Scan the lines and state how many carry "pieds". Leave out everything but the number.

---*---

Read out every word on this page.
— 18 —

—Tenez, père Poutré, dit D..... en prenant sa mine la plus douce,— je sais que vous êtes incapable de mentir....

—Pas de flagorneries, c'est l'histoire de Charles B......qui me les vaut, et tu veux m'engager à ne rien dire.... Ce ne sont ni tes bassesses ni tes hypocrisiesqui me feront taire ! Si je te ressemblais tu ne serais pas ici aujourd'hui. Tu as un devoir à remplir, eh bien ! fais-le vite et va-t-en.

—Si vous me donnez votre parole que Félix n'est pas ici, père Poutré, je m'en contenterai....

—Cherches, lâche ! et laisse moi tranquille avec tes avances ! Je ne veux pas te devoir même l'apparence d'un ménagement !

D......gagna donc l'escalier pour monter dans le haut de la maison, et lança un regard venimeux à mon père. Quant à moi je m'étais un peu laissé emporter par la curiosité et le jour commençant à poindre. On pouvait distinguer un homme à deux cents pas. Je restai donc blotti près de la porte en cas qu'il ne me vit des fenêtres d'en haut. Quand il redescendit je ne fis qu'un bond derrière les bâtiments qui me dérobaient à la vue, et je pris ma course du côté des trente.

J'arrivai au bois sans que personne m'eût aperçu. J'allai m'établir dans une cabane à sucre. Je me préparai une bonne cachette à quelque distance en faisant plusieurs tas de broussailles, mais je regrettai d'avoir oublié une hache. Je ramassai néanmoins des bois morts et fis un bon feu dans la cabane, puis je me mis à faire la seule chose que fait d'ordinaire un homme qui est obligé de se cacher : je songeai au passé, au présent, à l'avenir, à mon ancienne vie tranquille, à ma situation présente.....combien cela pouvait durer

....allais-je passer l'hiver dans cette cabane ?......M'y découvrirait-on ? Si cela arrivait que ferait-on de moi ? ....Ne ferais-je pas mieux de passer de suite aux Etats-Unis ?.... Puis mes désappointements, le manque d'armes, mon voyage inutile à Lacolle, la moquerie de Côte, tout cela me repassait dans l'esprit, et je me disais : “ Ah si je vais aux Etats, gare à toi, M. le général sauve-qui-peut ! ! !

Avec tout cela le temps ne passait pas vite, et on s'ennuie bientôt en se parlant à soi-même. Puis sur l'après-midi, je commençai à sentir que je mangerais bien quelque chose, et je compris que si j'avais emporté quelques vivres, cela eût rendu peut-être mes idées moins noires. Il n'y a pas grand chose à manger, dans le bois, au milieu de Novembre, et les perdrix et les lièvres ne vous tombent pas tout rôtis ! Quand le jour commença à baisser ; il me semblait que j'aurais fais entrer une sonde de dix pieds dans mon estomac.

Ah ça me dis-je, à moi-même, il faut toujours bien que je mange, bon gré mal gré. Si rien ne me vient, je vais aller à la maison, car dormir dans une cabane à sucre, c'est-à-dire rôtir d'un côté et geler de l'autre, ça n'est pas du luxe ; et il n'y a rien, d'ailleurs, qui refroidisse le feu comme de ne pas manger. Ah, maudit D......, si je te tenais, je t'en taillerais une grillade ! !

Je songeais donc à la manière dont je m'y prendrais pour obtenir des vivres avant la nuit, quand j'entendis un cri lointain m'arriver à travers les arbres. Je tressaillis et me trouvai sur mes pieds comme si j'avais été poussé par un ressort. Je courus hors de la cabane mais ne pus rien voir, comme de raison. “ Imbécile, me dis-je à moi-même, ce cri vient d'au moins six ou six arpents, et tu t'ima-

---*---

Response to this task:
2